-- BEGIN --

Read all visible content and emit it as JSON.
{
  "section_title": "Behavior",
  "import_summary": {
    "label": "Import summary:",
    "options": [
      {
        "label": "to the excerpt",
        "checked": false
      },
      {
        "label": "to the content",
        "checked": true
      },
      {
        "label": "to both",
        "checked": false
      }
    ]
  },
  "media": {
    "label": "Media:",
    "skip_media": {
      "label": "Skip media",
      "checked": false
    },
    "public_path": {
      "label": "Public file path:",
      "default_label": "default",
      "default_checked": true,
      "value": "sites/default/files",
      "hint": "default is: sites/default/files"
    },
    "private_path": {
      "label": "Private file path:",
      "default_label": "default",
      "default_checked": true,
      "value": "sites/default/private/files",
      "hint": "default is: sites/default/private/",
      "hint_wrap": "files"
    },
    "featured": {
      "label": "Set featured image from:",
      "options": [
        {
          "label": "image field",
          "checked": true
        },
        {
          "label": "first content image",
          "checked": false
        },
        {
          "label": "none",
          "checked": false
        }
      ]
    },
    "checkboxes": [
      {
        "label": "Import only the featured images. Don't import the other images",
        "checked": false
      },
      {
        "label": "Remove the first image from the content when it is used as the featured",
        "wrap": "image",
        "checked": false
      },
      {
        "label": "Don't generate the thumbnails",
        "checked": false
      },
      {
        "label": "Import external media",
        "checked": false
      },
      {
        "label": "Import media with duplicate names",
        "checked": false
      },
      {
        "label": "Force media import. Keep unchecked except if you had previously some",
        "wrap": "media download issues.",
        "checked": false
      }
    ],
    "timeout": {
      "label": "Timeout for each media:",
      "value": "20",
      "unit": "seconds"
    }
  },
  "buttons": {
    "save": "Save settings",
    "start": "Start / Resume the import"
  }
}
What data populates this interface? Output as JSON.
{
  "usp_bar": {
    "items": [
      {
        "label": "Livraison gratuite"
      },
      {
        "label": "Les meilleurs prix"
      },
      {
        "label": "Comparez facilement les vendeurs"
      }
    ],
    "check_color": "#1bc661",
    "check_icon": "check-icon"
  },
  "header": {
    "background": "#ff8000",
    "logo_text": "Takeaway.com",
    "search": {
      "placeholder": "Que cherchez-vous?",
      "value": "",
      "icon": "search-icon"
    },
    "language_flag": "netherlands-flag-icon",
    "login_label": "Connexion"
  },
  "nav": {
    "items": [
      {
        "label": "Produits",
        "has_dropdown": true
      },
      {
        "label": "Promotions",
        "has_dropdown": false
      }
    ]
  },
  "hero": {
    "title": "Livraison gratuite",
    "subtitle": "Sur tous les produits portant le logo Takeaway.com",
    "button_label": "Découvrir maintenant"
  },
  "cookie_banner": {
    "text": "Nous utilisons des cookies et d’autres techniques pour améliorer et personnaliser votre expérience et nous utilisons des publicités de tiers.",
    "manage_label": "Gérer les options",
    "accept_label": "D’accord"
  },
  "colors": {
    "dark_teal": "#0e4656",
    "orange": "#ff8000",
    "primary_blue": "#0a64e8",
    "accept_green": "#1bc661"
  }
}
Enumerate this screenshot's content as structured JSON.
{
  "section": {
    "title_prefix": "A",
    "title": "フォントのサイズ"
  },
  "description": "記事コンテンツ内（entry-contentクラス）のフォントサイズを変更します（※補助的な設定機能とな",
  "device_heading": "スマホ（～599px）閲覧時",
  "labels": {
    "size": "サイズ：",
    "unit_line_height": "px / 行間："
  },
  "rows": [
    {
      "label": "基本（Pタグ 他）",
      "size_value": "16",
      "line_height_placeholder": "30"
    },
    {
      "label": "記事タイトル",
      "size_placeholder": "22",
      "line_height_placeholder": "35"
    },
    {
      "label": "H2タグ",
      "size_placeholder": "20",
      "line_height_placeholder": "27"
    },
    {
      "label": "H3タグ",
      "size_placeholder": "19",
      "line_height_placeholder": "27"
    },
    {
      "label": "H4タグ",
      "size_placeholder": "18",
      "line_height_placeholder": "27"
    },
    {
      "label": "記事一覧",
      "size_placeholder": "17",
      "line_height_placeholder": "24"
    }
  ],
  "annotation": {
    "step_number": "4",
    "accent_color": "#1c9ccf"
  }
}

-- END --

§ **GOAL**
Reproduce all the data word for word.

§ **WRITTEN ANSWER**
Read all visible content and emit it as JSON.
{
  "section_title": "Behavior",
  "import_summary": {
    "label": "Import summary:",
    "options": [
      {
        "label": "to the excerpt",
        "checked": false
      },
      {
        "label": "to the content",
        "checked": true
      },
      {
        "label": "to both",
        "checked": false
      }
    ]
  },
  "media": {
    "label": "Media:",
    "skip_media": {
      "label": "Skip media",
      "checked": false
    },
    "public_path": {
      "label": "Public file path:",
      "default_label": "default",
      "default_checked": true,
      "value": "sites/default/files",
      "hint": "default is: sites/default/files"
    },
    "private_path": {
      "label": "Private file path:",
      "default_label": "default",
      "default_checked": true,
      "value": "sites/default/private/files",
      "hint": "default is: sites/default/private/",
      "hint_wrap": "files"
    },
    "featured": {
      "label": "Set featured image from:",
      "options": [
        {
          "label": "image field",
          "checked": true
        },
        {
          "label": "first content image",
          "checked": false
        },
        {
          "label": "none",
          "checked": false
        }
      ]
    },
    "checkboxes": [
      {
        "label": "Import only the featured images. Don't import the other images",
        "checked": false
      },
      {
        "label": "Remove the first image from the content when it is used as the featured",
        "wrap": "image",
        "checked": false
      },
      {
        "label": "Don't generate the thumbnails",
        "checked": false
      },
      {
        "label": "Import external media",
        "checked": false
      },
      {
        "label": "Import media with duplicate names",
        "checked": false
      },
      {
        "label": "Force media import. Keep unchecked except if you had previously some",
        "wrap": "media download issues.",
        "checked": false
      }
    ],
    "timeout": {
      "label": "Timeout for each media:",
      "value": "20",
      "unit": "seconds"
    }
  },
  "buttons": {
    "save": "Save settings",
    "start": "Start / Resume the import"
  }
}
What data populates this interface? Output as JSON.
{
  "usp_bar": {
    "items": [
      {
        "label": "Livraison gratuite"
      },
      {
        "label": "Les meilleurs prix"
      },
      {
        "label": "Comparez facilement les vendeurs"
      }
    ],
    "check_color": "#1bc661",
    "check_icon": "check-icon"
  },
  "header": {
    "background": "#ff8000",
    "logo_text": "Takeaway.com",
    "search": {
      "placeholder": "Que cherchez-vous?",
      "value": "",
      "icon": "search-icon"
    },
    "language_flag": "netherlands-flag-icon",
    "login_label": "Connexion"
  },
  "nav": {
    "items": [
      {
        "label": "Produits",
        "has_dropdown": true
      },
      {
        "label": "Promotions",
        "has_dropdown": false
      }
    ]
  },
  "hero": {
    "title": "Livraison gratuite",
    "subtitle": "Sur tous les produits portant le logo Takeaway.com",
    "button_label": "Découvrir maintenant"
  },
  "cookie_banner": {
    "text": "Nous utilisons des cookies et d’autres techniques pour améliorer et personnaliser votre expérience et nous utilisons des publicités de tiers.",
    "manage_label": "Gérer les options",
    "accept_label": "D’accord"
  },
  "colors": {
    "dark_teal": "#0e4656",
    "orange": "#ff8000",
    "primary_blue": "#0a64e8",
    "accept_green": "#1bc661"
  }
}
Enumerate this screenshot's content as structured JSON.
{
  "section": {
    "title_prefix": "A",
    "title": "フォントのサイズ"
  },
  "description": "記事コンテンツ内（entry-contentクラス）のフォントサイズを変更します（※補助的な設定機能とな",
  "device_heading": "スマホ（～599px）閲覧時",
  "labels": {
    "size": "サイズ：",
    "unit_line_height": "px / 行間："
  },
  "rows": [
    {
      "label": "基本（Pタグ 他）",
      "size_value": "16",
      "line_height_placeholder": "30"
    },
    {
      "label": "記事タイトル",
      "size_placeholder": "22",
      "line_height_placeholder": "35"
    },
    {
      "label": "H2タグ",
      "size_placeholder": "20",
      "line_height_placeholder": "27"
    },
    {
      "label": "H3タグ",
      "size_placeholder": "19",
      "line_height_placeholder": "27"
    },
    {
      "label": "H4タグ",
      "size_placeholder": "18",
      "line_height_placeholder": "27"
    },
    {
      "label": "記事一覧",
      "size_placeholder": "17",
      "line_height_placeholder": "24"
    }
  ],
  "annotation": {
    "step_number": "4",
    "accent_color": "#1c9ccf"
  }
}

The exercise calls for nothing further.